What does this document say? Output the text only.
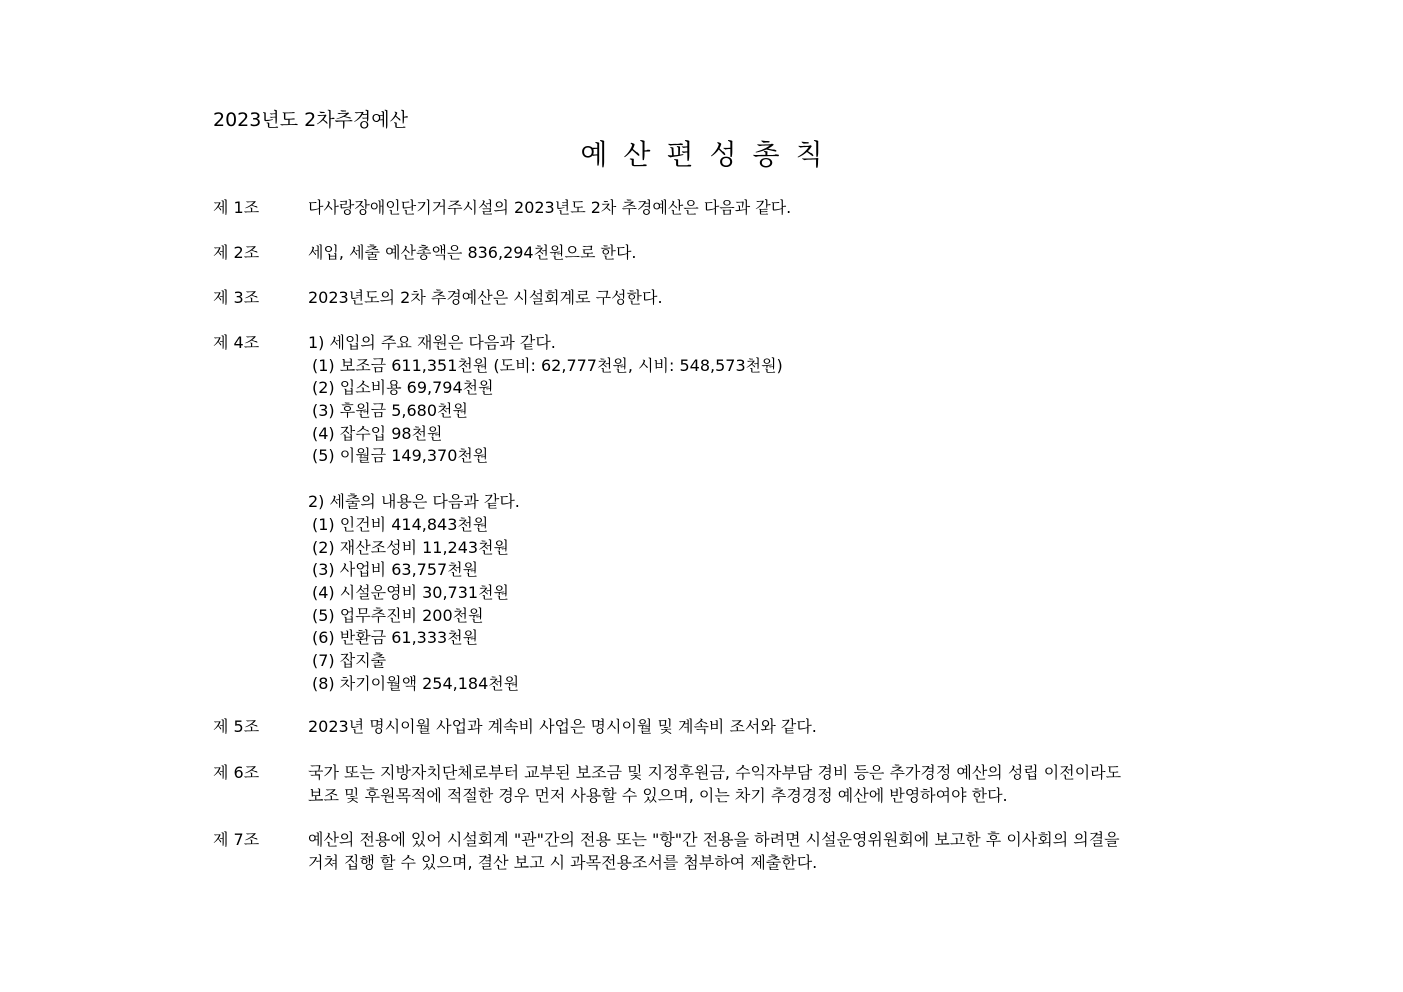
2023년도 2차추경예산
예산편성총칙
제 1조	다사랑장애인단기거주시설의 2023년도 2차 추경예산은 다음과 같다.
제 2조	세입, 세출 예산총액은 836,294천원으로 한다.
제 3조	2023년도의 2차 추경예산은 시설회계로 구성한다.
제 4조	1) 세입의 주요 재원은 다음과 같다.
(1) 보조금 611,351천원 (도비: 62,777천원, 시비: 548,573천원)
(2) 입소비용 69,794천원
(3) 후원금 5,680천원
(4) 잡수입 98천원
(5) 이월금 149,370천원
2) 세출의 내용은 다음과 같다.
(1) 인건비 414,843천원
(2) 재산조성비 11,243천원
(3) 사업비 63,757천원
(4) 시설운영비 30,731천원
(5) 업무추진비 200천원
(6) 반환금 61,333천원
(7) 잡지출
(8) 차기이월액 254,184천원
제 5조	2023년 명시이월 사업과 계속비 사업은 명시이월 및 계속비 조서와 같다.
제 6조	국가 또는 지방자치단체로부터 교부된 보조금 및 지정후원금, 수익자부담 경비 등은 추가경정 예산의 성립 이전이라도
보조 및 후원목적에 적절한 경우 먼저 사용할 수 있으며, 이는 차기 추경경정 예산에 반영하여야 한다.
제 7조	예산의 전용에 있어 시설회계 "관"간의 전용 또는 "항"간 전용을 하려면 시설운영위원회에 보고한 후 이사회의 의결을
거쳐 집행 할 수 있으며, 결산 보고 시 과목전용조서를 첨부하여 제출한다.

◇ ◇ ◇ ◇

• **TASK**
Go through the listing above and report how many of its lines contain the word "추경예산은", with only the number as output.

• **ANSWER IN FULL**
2